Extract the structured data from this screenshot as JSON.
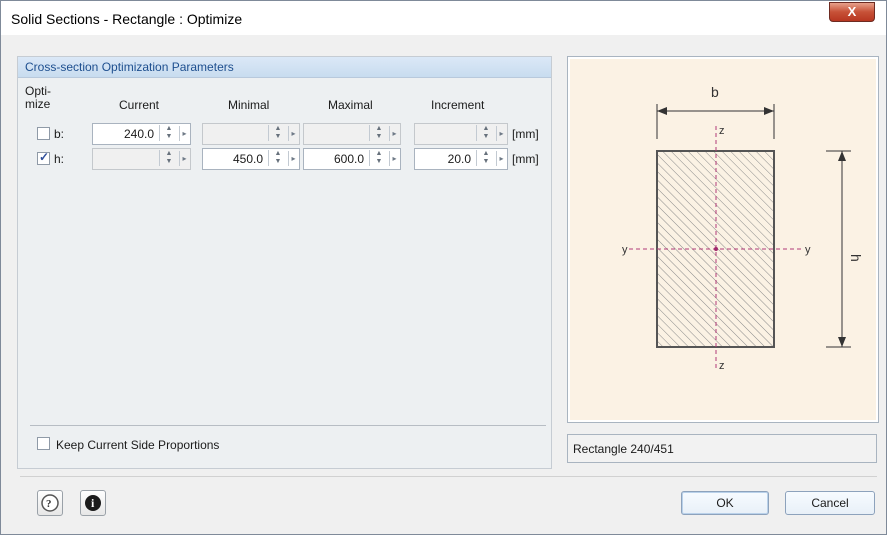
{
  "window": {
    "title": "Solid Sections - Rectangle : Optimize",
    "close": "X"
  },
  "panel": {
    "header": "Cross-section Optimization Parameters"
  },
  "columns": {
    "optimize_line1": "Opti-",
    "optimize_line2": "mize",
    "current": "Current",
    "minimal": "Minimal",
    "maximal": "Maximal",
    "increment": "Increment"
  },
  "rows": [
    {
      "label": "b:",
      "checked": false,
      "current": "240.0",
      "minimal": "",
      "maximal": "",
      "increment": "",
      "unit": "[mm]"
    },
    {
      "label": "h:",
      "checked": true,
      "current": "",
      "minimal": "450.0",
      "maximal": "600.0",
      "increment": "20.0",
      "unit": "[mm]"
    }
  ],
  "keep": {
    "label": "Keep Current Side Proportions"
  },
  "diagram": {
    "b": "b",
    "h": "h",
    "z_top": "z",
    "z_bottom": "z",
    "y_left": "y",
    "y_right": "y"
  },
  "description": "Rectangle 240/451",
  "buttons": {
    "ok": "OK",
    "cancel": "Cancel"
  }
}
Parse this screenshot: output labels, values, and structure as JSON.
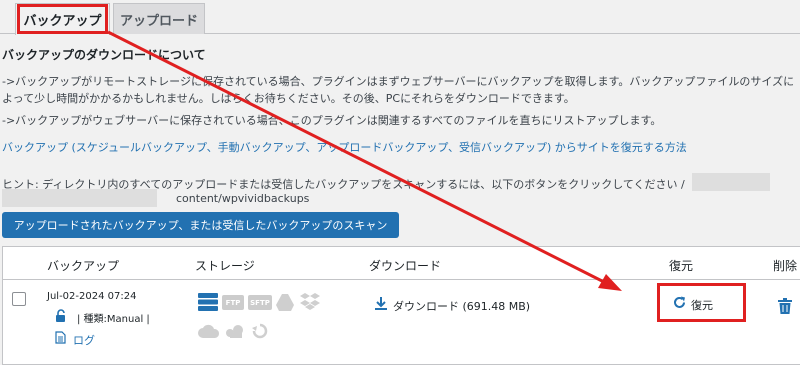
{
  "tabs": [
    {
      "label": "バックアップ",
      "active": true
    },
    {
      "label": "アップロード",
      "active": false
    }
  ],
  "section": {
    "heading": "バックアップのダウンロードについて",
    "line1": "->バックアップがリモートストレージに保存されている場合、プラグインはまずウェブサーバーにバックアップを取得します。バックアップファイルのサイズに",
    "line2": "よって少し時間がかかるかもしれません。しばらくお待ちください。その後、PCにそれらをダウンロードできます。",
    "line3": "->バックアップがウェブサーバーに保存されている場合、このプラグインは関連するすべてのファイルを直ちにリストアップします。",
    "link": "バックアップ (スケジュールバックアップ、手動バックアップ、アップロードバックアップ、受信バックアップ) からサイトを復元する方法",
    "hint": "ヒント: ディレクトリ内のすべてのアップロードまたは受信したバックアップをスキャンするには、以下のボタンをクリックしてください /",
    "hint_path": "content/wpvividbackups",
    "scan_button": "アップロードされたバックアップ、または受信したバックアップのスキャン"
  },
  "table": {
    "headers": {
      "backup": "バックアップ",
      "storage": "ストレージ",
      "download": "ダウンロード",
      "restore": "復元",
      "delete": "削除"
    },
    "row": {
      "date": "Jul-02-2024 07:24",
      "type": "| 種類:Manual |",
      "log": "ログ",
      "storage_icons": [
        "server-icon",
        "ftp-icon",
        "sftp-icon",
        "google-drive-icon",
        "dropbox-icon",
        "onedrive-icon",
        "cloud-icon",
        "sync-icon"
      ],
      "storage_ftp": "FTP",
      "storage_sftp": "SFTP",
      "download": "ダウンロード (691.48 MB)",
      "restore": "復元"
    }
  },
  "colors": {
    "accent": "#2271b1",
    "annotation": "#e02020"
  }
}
════════════════════
YOUR OBJECTIVE » Copy verbatim the span that begins at the line containing "Parse this screenshot: output" and ends at the last line of the material, inclusive of both; exclude pictures.

TASK SOLUTION »
Parse this screenshot: output labels, values, and structure as JSON.
{
  "tabs": [
    {
      "label": "バックアップ",
      "active": true
    },
    {
      "label": "アップロード",
      "active": false
    }
  ],
  "section": {
    "heading": "バックアップのダウンロードについて",
    "line1": "->バックアップがリモートストレージに保存されている場合、プラグインはまずウェブサーバーにバックアップを取得します。バックアップファイルのサイズに",
    "line2": "よって少し時間がかかるかもしれません。しばらくお待ちください。その後、PCにそれらをダウンロードできます。",
    "line3": "->バックアップがウェブサーバーに保存されている場合、このプラグインは関連するすべてのファイルを直ちにリストアップします。",
    "link": "バックアップ (スケジュールバックアップ、手動バックアップ、アップロードバックアップ、受信バックアップ) からサイトを復元する方法",
    "hint": "ヒント: ディレクトリ内のすべてのアップロードまたは受信したバックアップをスキャンするには、以下のボタンをクリックしてください /",
    "hint_path": "content/wpvividbackups",
    "scan_button": "アップロードされたバックアップ、または受信したバックアップのスキャン"
  },
  "table": {
    "headers": {
      "backup": "バックアップ",
      "storage": "ストレージ",
      "download": "ダウンロード",
      "restore": "復元",
      "delete": "削除"
    },
    "row": {
      "date": "Jul-02-2024 07:24",
      "type": "| 種類:Manual |",
      "log": "ログ",
      "storage_icons": [
        "server-icon",
        "ftp-icon",
        "sftp-icon",
        "google-drive-icon",
        "dropbox-icon",
        "onedrive-icon",
        "cloud-icon",
        "sync-icon"
      ],
      "storage_ftp": "FTP",
      "storage_sftp": "SFTP",
      "download": "ダウンロード (691.48 MB)",
      "restore": "復元"
    }
  },
  "colors": {
    "accent": "#2271b1",
    "annotation": "#e02020"
  }
}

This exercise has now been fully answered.